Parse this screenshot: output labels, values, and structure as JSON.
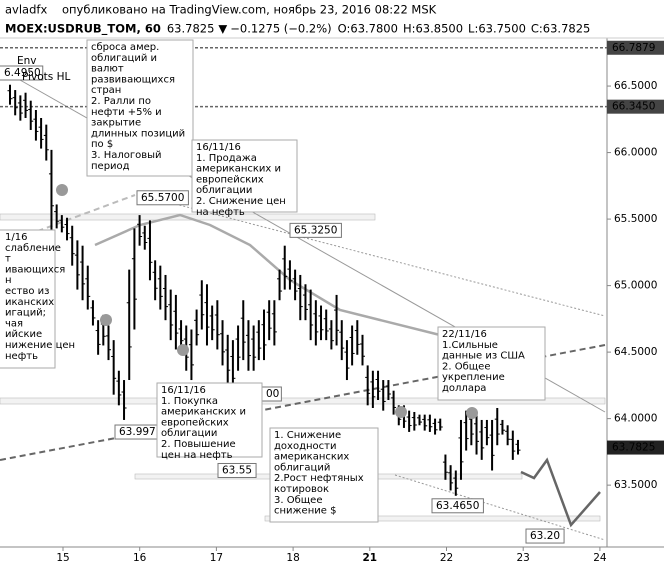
{
  "header": {
    "author": "avladfx",
    "published": "опубликовано на TradingView.com, ноябрь 23, 2016 08:22 MSK",
    "symbol": "MOEX:USDRUB_TOM, 60",
    "last": "63.7825",
    "arrow": "▼",
    "change": "−0.1275 (−0.2%)",
    "ohlc": [
      {
        "key": "O:",
        "val": "63.7800"
      },
      {
        "key": "H:",
        "val": "63.8500"
      },
      {
        "key": "L:",
        "val": "63.7500"
      },
      {
        "key": "C:",
        "val": "63.7825"
      }
    ]
  },
  "chart_data": {
    "type": "ohlc",
    "ylim": [
      63.05,
      66.85
    ],
    "yticks": [
      {
        "value": 66.5,
        "label": "66.5000"
      },
      {
        "value": 66.0,
        "label": "66.0000"
      },
      {
        "value": 65.5,
        "label": "65.5000"
      },
      {
        "value": 65.0,
        "label": "65.0000"
      },
      {
        "value": 64.5,
        "label": "64.5000"
      },
      {
        "value": 64.0,
        "label": "64.0000"
      },
      {
        "value": 63.5,
        "label": "63.5000"
      }
    ],
    "xticks": [
      "15",
      "16",
      "17",
      "18",
      "21",
      "22",
      "23",
      "24"
    ],
    "color": "#000000",
    "high": [
      66.51,
      66.47,
      66.43,
      66.45,
      66.39,
      66.32,
      66.26,
      66.21,
      66.02,
      65.61,
      65.53,
      65.51,
      65.45,
      65.34,
      65.3,
      65.15,
      64.89,
      64.74,
      64.78,
      64.7,
      64.59,
      64.36,
      64.29,
      65.12,
      65.43,
      65.53,
      65.45,
      65.49,
      65.19,
      65.15,
      65.08,
      64.97,
      64.93,
      64.74,
      64.7,
      64.67,
      64.82,
      65.04,
      65.01,
      64.85,
      64.89,
      64.74,
      64.63,
      64.59,
      64.7,
      64.89,
      64.74,
      64.7,
      64.74,
      64.82,
      64.89,
      64.89,
      65.12,
      65.3,
      65.19,
      65.12,
      65.08,
      65.01,
      64.97,
      64.89,
      64.85,
      64.82,
      64.74,
      64.93,
      64.74,
      64.59,
      64.7,
      64.74,
      64.63,
      64.4,
      64.36,
      64.36,
      64.29,
      64.29,
      64.21,
      64.1,
      64.1,
      64.06,
      64.05,
      64.03,
      64.03,
      64.03,
      64.0,
      64.0,
      63.73,
      63.65,
      63.61,
      63.99,
      64.06,
      64.08,
      64.06,
      63.99,
      63.99,
      63.99,
      64.08,
      63.99,
      63.95,
      63.91,
      63.84
    ],
    "low": [
      66.36,
      66.28,
      66.24,
      66.26,
      66.17,
      66.09,
      66.03,
      65.94,
      65.42,
      65.43,
      65.4,
      65.34,
      65.15,
      64.97,
      64.89,
      64.82,
      64.7,
      64.48,
      64.55,
      64.44,
      64.18,
      64.1,
      63.99,
      64.29,
      64.67,
      65.3,
      65.27,
      65.04,
      64.89,
      64.82,
      64.74,
      64.59,
      64.52,
      64.52,
      64.36,
      64.29,
      64.55,
      64.67,
      64.55,
      64.59,
      64.52,
      64.4,
      64.25,
      64.18,
      64.36,
      64.44,
      64.36,
      64.36,
      64.44,
      64.44,
      64.59,
      64.55,
      64.89,
      64.97,
      64.97,
      64.89,
      64.74,
      64.74,
      64.59,
      64.55,
      64.59,
      64.59,
      64.52,
      64.55,
      64.44,
      64.29,
      64.4,
      64.48,
      64.4,
      64.1,
      64.08,
      64.14,
      64.06,
      64.14,
      64.03,
      63.95,
      63.93,
      63.9,
      63.91,
      63.95,
      63.91,
      63.9,
      63.88,
      63.91,
      63.54,
      63.46,
      63.42,
      63.54,
      63.76,
      63.8,
      63.73,
      63.69,
      63.8,
      63.61,
      63.8,
      63.88,
      63.8,
      63.69,
      63.73
    ],
    "price_lines": [
      {
        "value": 66.7879,
        "label": "66.7879"
      },
      {
        "value": 66.345,
        "label": "66.3450"
      },
      {
        "value": 63.7825,
        "label": "63.7825"
      }
    ],
    "price_labels": [
      {
        "value": 65.57,
        "label": "65.5700"
      },
      {
        "value": 65.325,
        "label": "65.3250"
      },
      {
        "value": 63.997,
        "label": "63.997"
      },
      {
        "value": 63.55,
        "label": "63.55"
      },
      {
        "value": 63.465,
        "label": "63.4650"
      },
      {
        "value": 63.2,
        "label": "63.20"
      }
    ],
    "indicators": [
      "Env",
      "Pivots HL"
    ],
    "cut_labels": [
      "6.4950",
      "00"
    ],
    "annotations": [
      {
        "lines": [
          "сброса амер.",
          "облигаций и",
          "валют",
          "развивающихся",
          "стран",
          "2. Ралли по",
          "нефти +5% и",
          "закрытие",
          "длинных позиций",
          "по $",
          "3. Налоговый",
          "период"
        ]
      },
      {
        "lines": [
          "16/11/16",
          "1. Продажа",
          "американских и",
          "европейских",
          "облигации",
          "2. Снижение цен",
          "на нефть"
        ]
      },
      {
        "lines": [
          "1/16",
          "слабление",
          "т",
          "ивающихся",
          "н",
          "ество из",
          "иканских",
          "игаций;",
          "чая",
          "ийские",
          "нижение цен",
          "нефть"
        ]
      },
      {
        "lines": [
          "16/11/16",
          "1. Покупка",
          "американских и",
          "европейских",
          "облигации",
          "2. Повышение",
          "цен на нефть"
        ]
      },
      {
        "lines": [
          "1. Снижение",
          "доходности",
          "американских",
          "облигаций",
          "2.Рост нефтяных",
          "котировок",
          "3. Общее",
          "снижение $"
        ]
      },
      {
        "lines": [
          "22/11/16",
          "1.Сильные",
          "данные из США",
          "2. Общее",
          "укрепление",
          "доллара"
        ]
      }
    ]
  }
}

::::::::::

* [Your goal]: The entries above are to be returned exactly, without their pictures.

* [Solution]:
Parse this screenshot: output labels, values, and structure as JSON.
{
  "header": {
    "author": "avladfx",
    "published": "опубликовано на TradingView.com, ноябрь 23, 2016 08:22 MSK",
    "symbol": "MOEX:USDRUB_TOM, 60",
    "last": "63.7825",
    "arrow": "▼",
    "change": "−0.1275 (−0.2%)",
    "ohlc": [
      {
        "key": "O:",
        "val": "63.7800"
      },
      {
        "key": "H:",
        "val": "63.8500"
      },
      {
        "key": "L:",
        "val": "63.7500"
      },
      {
        "key": "C:",
        "val": "63.7825"
      }
    ]
  },
  "chart_data": {
    "type": "ohlc",
    "ylim": [
      63.05,
      66.85
    ],
    "yticks": [
      {
        "value": 66.5,
        "label": "66.5000"
      },
      {
        "value": 66.0,
        "label": "66.0000"
      },
      {
        "value": 65.5,
        "label": "65.5000"
      },
      {
        "value": 65.0,
        "label": "65.0000"
      },
      {
        "value": 64.5,
        "label": "64.5000"
      },
      {
        "value": 64.0,
        "label": "64.0000"
      },
      {
        "value": 63.5,
        "label": "63.5000"
      }
    ],
    "xticks": [
      "15",
      "16",
      "17",
      "18",
      "21",
      "22",
      "23",
      "24"
    ],
    "color": "#000000",
    "high": [
      66.51,
      66.47,
      66.43,
      66.45,
      66.39,
      66.32,
      66.26,
      66.21,
      66.02,
      65.61,
      65.53,
      65.51,
      65.45,
      65.34,
      65.3,
      65.15,
      64.89,
      64.74,
      64.78,
      64.7,
      64.59,
      64.36,
      64.29,
      65.12,
      65.43,
      65.53,
      65.45,
      65.49,
      65.19,
      65.15,
      65.08,
      64.97,
      64.93,
      64.74,
      64.7,
      64.67,
      64.82,
      65.04,
      65.01,
      64.85,
      64.89,
      64.74,
      64.63,
      64.59,
      64.7,
      64.89,
      64.74,
      64.7,
      64.74,
      64.82,
      64.89,
      64.89,
      65.12,
      65.3,
      65.19,
      65.12,
      65.08,
      65.01,
      64.97,
      64.89,
      64.85,
      64.82,
      64.74,
      64.93,
      64.74,
      64.59,
      64.7,
      64.74,
      64.63,
      64.4,
      64.36,
      64.36,
      64.29,
      64.29,
      64.21,
      64.1,
      64.1,
      64.06,
      64.05,
      64.03,
      64.03,
      64.03,
      64.0,
      64.0,
      63.73,
      63.65,
      63.61,
      63.99,
      64.06,
      64.08,
      64.06,
      63.99,
      63.99,
      63.99,
      64.08,
      63.99,
      63.95,
      63.91,
      63.84
    ],
    "low": [
      66.36,
      66.28,
      66.24,
      66.26,
      66.17,
      66.09,
      66.03,
      65.94,
      65.42,
      65.43,
      65.4,
      65.34,
      65.15,
      64.97,
      64.89,
      64.82,
      64.7,
      64.48,
      64.55,
      64.44,
      64.18,
      64.1,
      63.99,
      64.29,
      64.67,
      65.3,
      65.27,
      65.04,
      64.89,
      64.82,
      64.74,
      64.59,
      64.52,
      64.52,
      64.36,
      64.29,
      64.55,
      64.67,
      64.55,
      64.59,
      64.52,
      64.4,
      64.25,
      64.18,
      64.36,
      64.44,
      64.36,
      64.36,
      64.44,
      64.44,
      64.59,
      64.55,
      64.89,
      64.97,
      64.97,
      64.89,
      64.74,
      64.74,
      64.59,
      64.55,
      64.59,
      64.59,
      64.52,
      64.55,
      64.44,
      64.29,
      64.4,
      64.48,
      64.4,
      64.1,
      64.08,
      64.14,
      64.06,
      64.14,
      64.03,
      63.95,
      63.93,
      63.9,
      63.91,
      63.95,
      63.91,
      63.9,
      63.88,
      63.91,
      63.54,
      63.46,
      63.42,
      63.54,
      63.76,
      63.8,
      63.73,
      63.69,
      63.8,
      63.61,
      63.8,
      63.88,
      63.8,
      63.69,
      63.73
    ],
    "price_lines": [
      {
        "value": 66.7879,
        "label": "66.7879"
      },
      {
        "value": 66.345,
        "label": "66.3450"
      },
      {
        "value": 63.7825,
        "label": "63.7825"
      }
    ],
    "price_labels": [
      {
        "value": 65.57,
        "label": "65.5700"
      },
      {
        "value": 65.325,
        "label": "65.3250"
      },
      {
        "value": 63.997,
        "label": "63.997"
      },
      {
        "value": 63.55,
        "label": "63.55"
      },
      {
        "value": 63.465,
        "label": "63.4650"
      },
      {
        "value": 63.2,
        "label": "63.20"
      }
    ],
    "indicators": [
      "Env",
      "Pivots HL"
    ],
    "cut_labels": [
      "6.4950",
      "00"
    ],
    "annotations": [
      {
        "lines": [
          "сброса амер.",
          "облигаций и",
          "валют",
          "развивающихся",
          "стран",
          "2. Ралли по",
          "нефти +5% и",
          "закрытие",
          "длинных позиций",
          "по $",
          "3. Налоговый",
          "период"
        ]
      },
      {
        "lines": [
          "16/11/16",
          "1. Продажа",
          "американских и",
          "европейских",
          "облигации",
          "2. Снижение цен",
          "на нефть"
        ]
      },
      {
        "lines": [
          "1/16",
          "слабление",
          "т",
          "ивающихся",
          "н",
          "ество из",
          "иканских",
          "игаций;",
          "чая",
          "ийские",
          "нижение цен",
          "нефть"
        ]
      },
      {
        "lines": [
          "16/11/16",
          "1. Покупка",
          "американских и",
          "европейских",
          "облигации",
          "2. Повышение",
          "цен на нефть"
        ]
      },
      {
        "lines": [
          "1. Снижение",
          "доходности",
          "американских",
          "облигаций",
          "2.Рост нефтяных",
          "котировок",
          "3. Общее",
          "снижение $"
        ]
      },
      {
        "lines": [
          "22/11/16",
          "1.Сильные",
          "данные из США",
          "2. Общее",
          "укрепление",
          "доллара"
        ]
      }
    ]
  }
}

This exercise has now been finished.